[Start]
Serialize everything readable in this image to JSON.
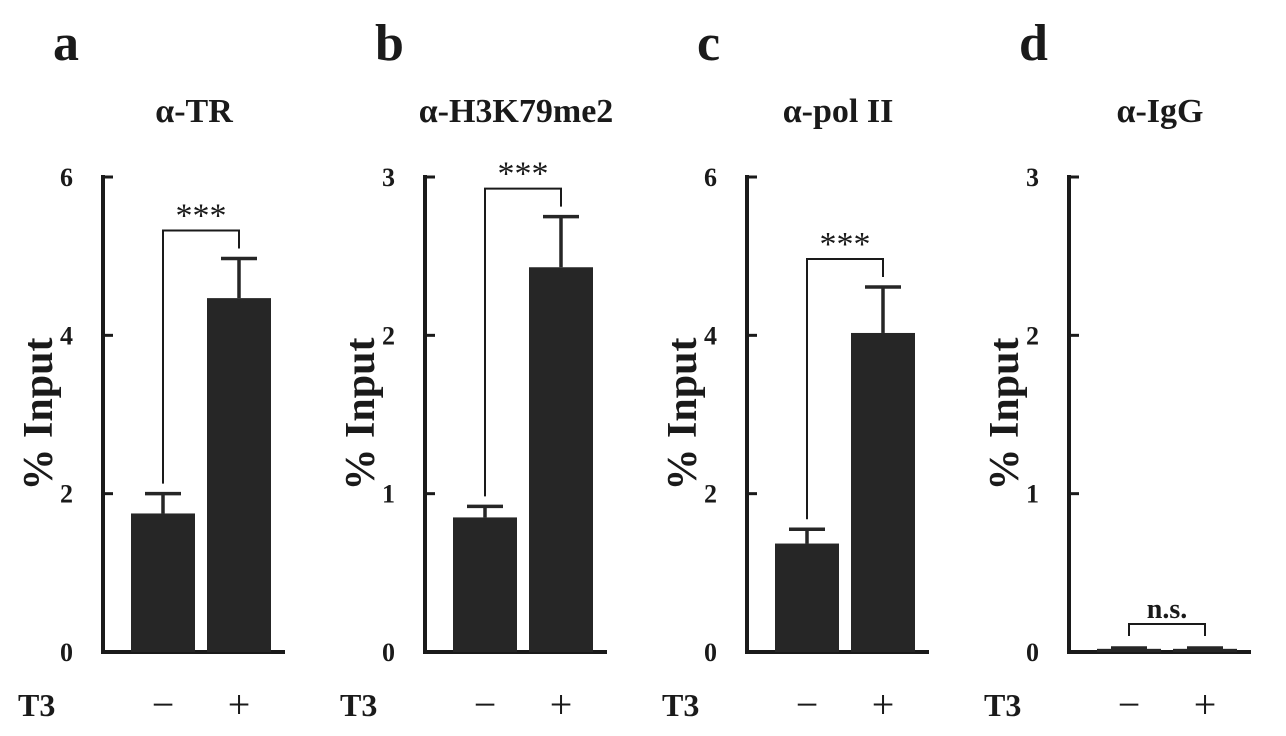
{
  "chart_data": [
    {
      "type": "bar",
      "panel": "a",
      "title": "α-TR",
      "ylabel": "% Input",
      "xlabel": "T3",
      "categories": [
        "−",
        "+"
      ],
      "values": [
        1.75,
        4.47
      ],
      "errors": [
        0.25,
        0.5
      ],
      "ylim": [
        0,
        6
      ],
      "yticks": [
        "0",
        "2",
        "4",
        "6"
      ],
      "significance": "***"
    },
    {
      "type": "bar",
      "panel": "b",
      "title": "α-H3K79me2",
      "ylabel": "% Input",
      "xlabel": "T3",
      "categories": [
        "−",
        "+"
      ],
      "values": [
        0.85,
        2.43
      ],
      "errors": [
        0.07,
        0.32
      ],
      "ylim": [
        0,
        3
      ],
      "yticks": [
        "0",
        "1",
        "2",
        "3"
      ],
      "significance": "***"
    },
    {
      "type": "bar",
      "panel": "c",
      "title": "α-pol II",
      "ylabel": "% Input",
      "xlabel": "T3",
      "categories": [
        "−",
        "+"
      ],
      "values": [
        1.37,
        4.03
      ],
      "errors": [
        0.18,
        0.58
      ],
      "ylim": [
        0,
        6
      ],
      "yticks": [
        "0",
        "2",
        "4",
        "6"
      ],
      "significance": "***"
    },
    {
      "type": "bar",
      "panel": "d",
      "title": "α-IgG",
      "ylabel": "% Input",
      "xlabel": "T3",
      "categories": [
        "−",
        "+"
      ],
      "values": [
        0.02,
        0.02
      ],
      "errors": [
        0.005,
        0.005
      ],
      "ylim": [
        0,
        3
      ],
      "yticks": [
        "0",
        "1",
        "2",
        "3"
      ],
      "significance": "n.s."
    }
  ],
  "colors": {
    "bar": "#262626",
    "axis": "#1a1a1a"
  }
}
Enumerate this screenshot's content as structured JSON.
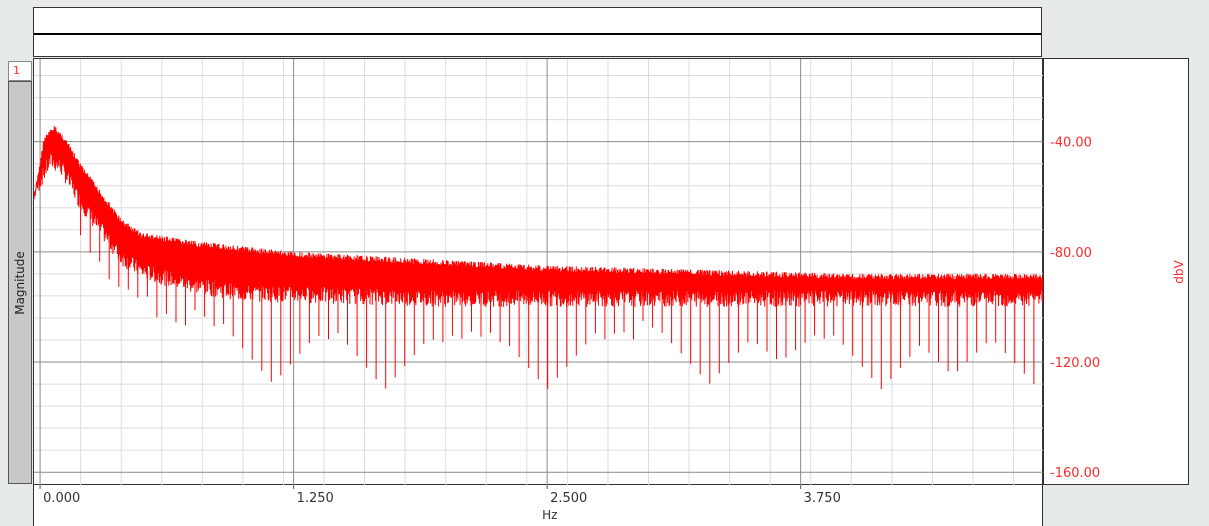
{
  "channel": {
    "id": "1"
  },
  "chart_data": {
    "type": "line",
    "xlabel": "Hz",
    "ylabel_left": "Magnitude",
    "ylabel_right": "dbV",
    "xlim": [
      -0.03,
      4.95
    ],
    "ylim": [
      -165,
      -10
    ],
    "xticks": [
      0.0,
      1.25,
      2.5,
      3.75
    ],
    "xtick_labels": [
      "0.000",
      "1.250",
      "2.500",
      "3.750"
    ],
    "yticks": [
      -40,
      -80,
      -120,
      -160
    ],
    "ytick_labels": [
      "-40.00",
      "-80.00",
      "-120.00",
      "-160.00"
    ],
    "grid": true,
    "series": [
      {
        "color": "#ff0000",
        "description_points": {
          "upper_envelope": [
            [
              -0.03,
              -60
            ],
            [
              0.02,
              -38
            ],
            [
              0.07,
              -34
            ],
            [
              0.12,
              -38
            ],
            [
              0.2,
              -48
            ],
            [
              0.3,
              -58
            ],
            [
              0.4,
              -68
            ],
            [
              0.5,
              -73
            ],
            [
              0.75,
              -76
            ],
            [
              1.0,
              -78
            ],
            [
              1.25,
              -80
            ],
            [
              1.5,
              -81
            ],
            [
              2.0,
              -83
            ],
            [
              2.5,
              -85
            ],
            [
              3.0,
              -86
            ],
            [
              3.5,
              -87
            ],
            [
              4.0,
              -88
            ],
            [
              4.5,
              -88
            ],
            [
              4.95,
              -88
            ]
          ],
          "lower_envelope": [
            [
              -0.03,
              -62
            ],
            [
              0.05,
              -50
            ],
            [
              0.1,
              -52
            ],
            [
              0.2,
              -65
            ],
            [
              0.3,
              -75
            ],
            [
              0.4,
              -85
            ],
            [
              0.5,
              -90
            ],
            [
              0.75,
              -95
            ],
            [
              1.0,
              -98
            ],
            [
              1.5,
              -99
            ],
            [
              2.0,
              -100
            ],
            [
              2.5,
              -100
            ],
            [
              3.0,
              -100
            ],
            [
              3.5,
              -100
            ],
            [
              4.0,
              -100
            ],
            [
              4.5,
              -100
            ],
            [
              4.95,
              -100
            ]
          ],
          "notch_minima": [
            [
              1.15,
              -128
            ],
            [
              1.7,
              -130
            ],
            [
              2.5,
              -130
            ],
            [
              3.3,
              -128
            ],
            [
              3.65,
              -120
            ],
            [
              4.15,
              -130
            ],
            [
              4.5,
              -125
            ],
            [
              4.9,
              -128
            ]
          ]
        }
      }
    ]
  }
}
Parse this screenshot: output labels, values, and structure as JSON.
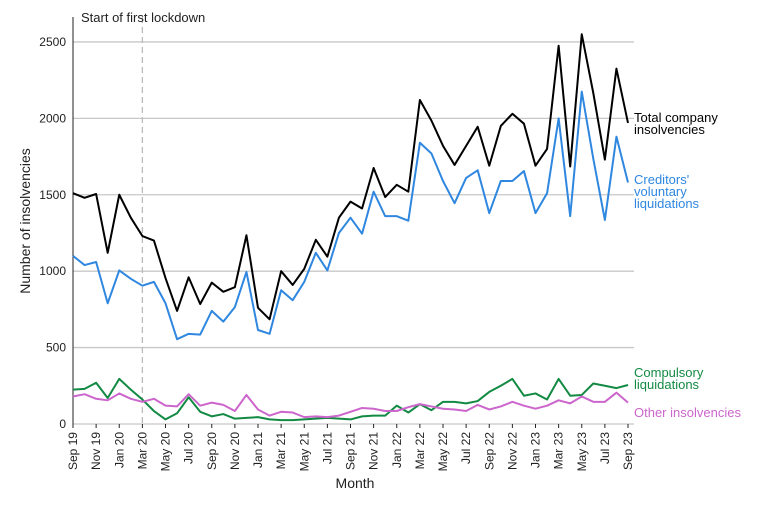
{
  "chart_data": {
    "type": "line",
    "categories": [
      "Sep 19",
      null,
      "Nov 19",
      null,
      "Jan 20",
      null,
      "Mar 20",
      null,
      "May 20",
      null,
      "Jul 20",
      null,
      "Sep 20",
      null,
      "Nov 20",
      null,
      "Jan 21",
      null,
      "Mar 21",
      null,
      "May 21",
      null,
      "Jul 21",
      null,
      "Sep 21",
      null,
      "Nov 21",
      null,
      "Jan 22",
      null,
      "Mar 22",
      null,
      "May 22",
      null,
      "Jul 22",
      null,
      "Sep 22",
      null,
      "Nov 22",
      null,
      "Jan 23",
      null,
      "Mar 23",
      null,
      "May 23",
      null,
      "Jul 23",
      null,
      "Sep 23"
    ],
    "x_label": "Month",
    "y_label": "Number of insolvencies",
    "ylim": [
      0,
      2650
    ],
    "yticks": [
      0,
      500,
      1000,
      1500,
      2000,
      2500
    ],
    "grid": true,
    "annotation": {
      "text": "Start of first lockdown",
      "at": "Mar 20"
    },
    "series": [
      {
        "name": "Total company insolvencies",
        "color": "#000000",
        "values": [
          1510,
          1480,
          1505,
          1120,
          1500,
          1350,
          1230,
          1200,
          955,
          740,
          960,
          785,
          925,
          865,
          895,
          1235,
          760,
          685,
          1000,
          910,
          1015,
          1205,
          1095,
          1350,
          1455,
          1410,
          1675,
          1485,
          1565,
          1520,
          2120,
          1985,
          1820,
          1695,
          1820,
          1945,
          1690,
          1950,
          2030,
          1965,
          1690,
          1800,
          2475,
          1685,
          2550,
          2165,
          1730,
          2325,
          1970
        ]
      },
      {
        "name": "Creditors' voluntary liquidations",
        "color": "#2f87e0",
        "values": [
          1100,
          1040,
          1060,
          790,
          1005,
          950,
          905,
          930,
          790,
          555,
          590,
          585,
          740,
          670,
          765,
          995,
          615,
          590,
          875,
          810,
          930,
          1120,
          1005,
          1250,
          1350,
          1245,
          1520,
          1360,
          1360,
          1330,
          1840,
          1770,
          1590,
          1445,
          1610,
          1660,
          1380,
          1590,
          1590,
          1655,
          1380,
          1510,
          2000,
          1360,
          2175,
          1735,
          1335,
          1880,
          1580
        ]
      },
      {
        "name": "Compulsory liquidations",
        "color": "#138a43",
        "values": [
          225,
          230,
          270,
          170,
          295,
          225,
          160,
          85,
          30,
          70,
          175,
          80,
          50,
          65,
          35,
          40,
          45,
          30,
          25,
          25,
          30,
          35,
          40,
          35,
          30,
          50,
          55,
          55,
          120,
          75,
          130,
          90,
          145,
          145,
          135,
          150,
          210,
          250,
          295,
          185,
          200,
          160,
          295,
          185,
          190,
          265,
          250,
          235,
          255
        ]
      },
      {
        "name": "Other insolvencies",
        "color": "#cc66cc",
        "values": [
          180,
          195,
          165,
          155,
          200,
          165,
          145,
          165,
          120,
          115,
          195,
          120,
          140,
          125,
          85,
          190,
          95,
          55,
          80,
          75,
          45,
          50,
          45,
          55,
          80,
          105,
          100,
          85,
          85,
          110,
          130,
          115,
          100,
          95,
          85,
          125,
          95,
          115,
          145,
          120,
          100,
          120,
          155,
          135,
          180,
          145,
          145,
          205,
          140
        ]
      }
    ]
  }
}
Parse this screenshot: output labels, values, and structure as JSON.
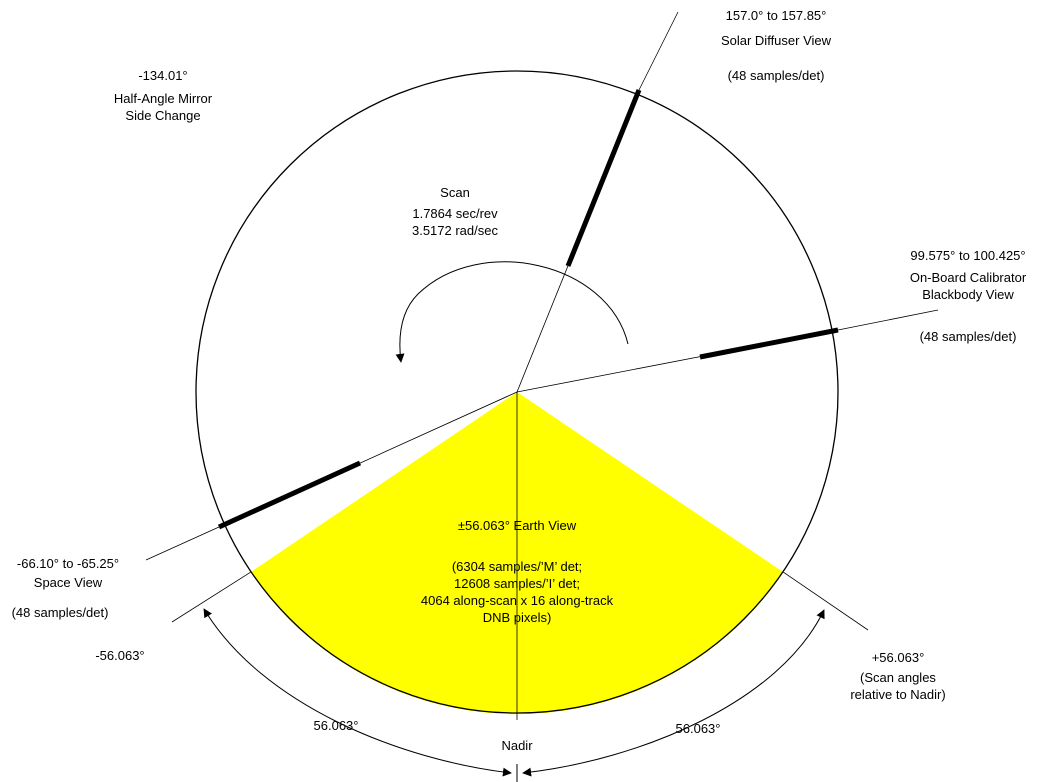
{
  "colors": {
    "earth_view_fill": "#ffff00",
    "line": "#000000",
    "background": "#ffffff"
  },
  "scan": {
    "title": "Scan",
    "period": "1.7864 sec/rev",
    "rate": "3.5172 rad/sec"
  },
  "solar_diffuser": {
    "range": "157.0° to 157.85°",
    "name": "Solar Diffuser View",
    "samples": "(48 samples/det)"
  },
  "half_angle_mirror": {
    "angle": "-134.01°",
    "line1": "Half-Angle Mirror",
    "line2": "Side Change"
  },
  "blackbody": {
    "range": "99.575° to 100.425°",
    "line1": "On-Board Calibrator",
    "line2": "Blackbody View",
    "samples": "(48 samples/det)"
  },
  "space_view": {
    "range": "-66.10° to -65.25°",
    "name": "Space View",
    "samples": "(48 samples/det)"
  },
  "earth_view": {
    "title": "±56.063° Earth View",
    "line1": "(6304 samples/’M’ det;",
    "line2": "12608 samples/’I’ det;",
    "line3": "4064 along-scan x 16 along-track",
    "line4": "DNB pixels)"
  },
  "left_limit": "-56.063°",
  "right_limit": {
    "angle": "+56.063°",
    "note1": "(Scan angles",
    "note2": "relative to Nadir)"
  },
  "left_span": "56.063°",
  "right_span": "56.063°",
  "nadir": "Nadir"
}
[End]
Stated goal: Using the records above, list each line that includes "range".

Exercise response:
    "range": "157.0° to 157.85°",
    "range": "99.575° to 100.425°",
    "range": "-66.10° to -65.25°",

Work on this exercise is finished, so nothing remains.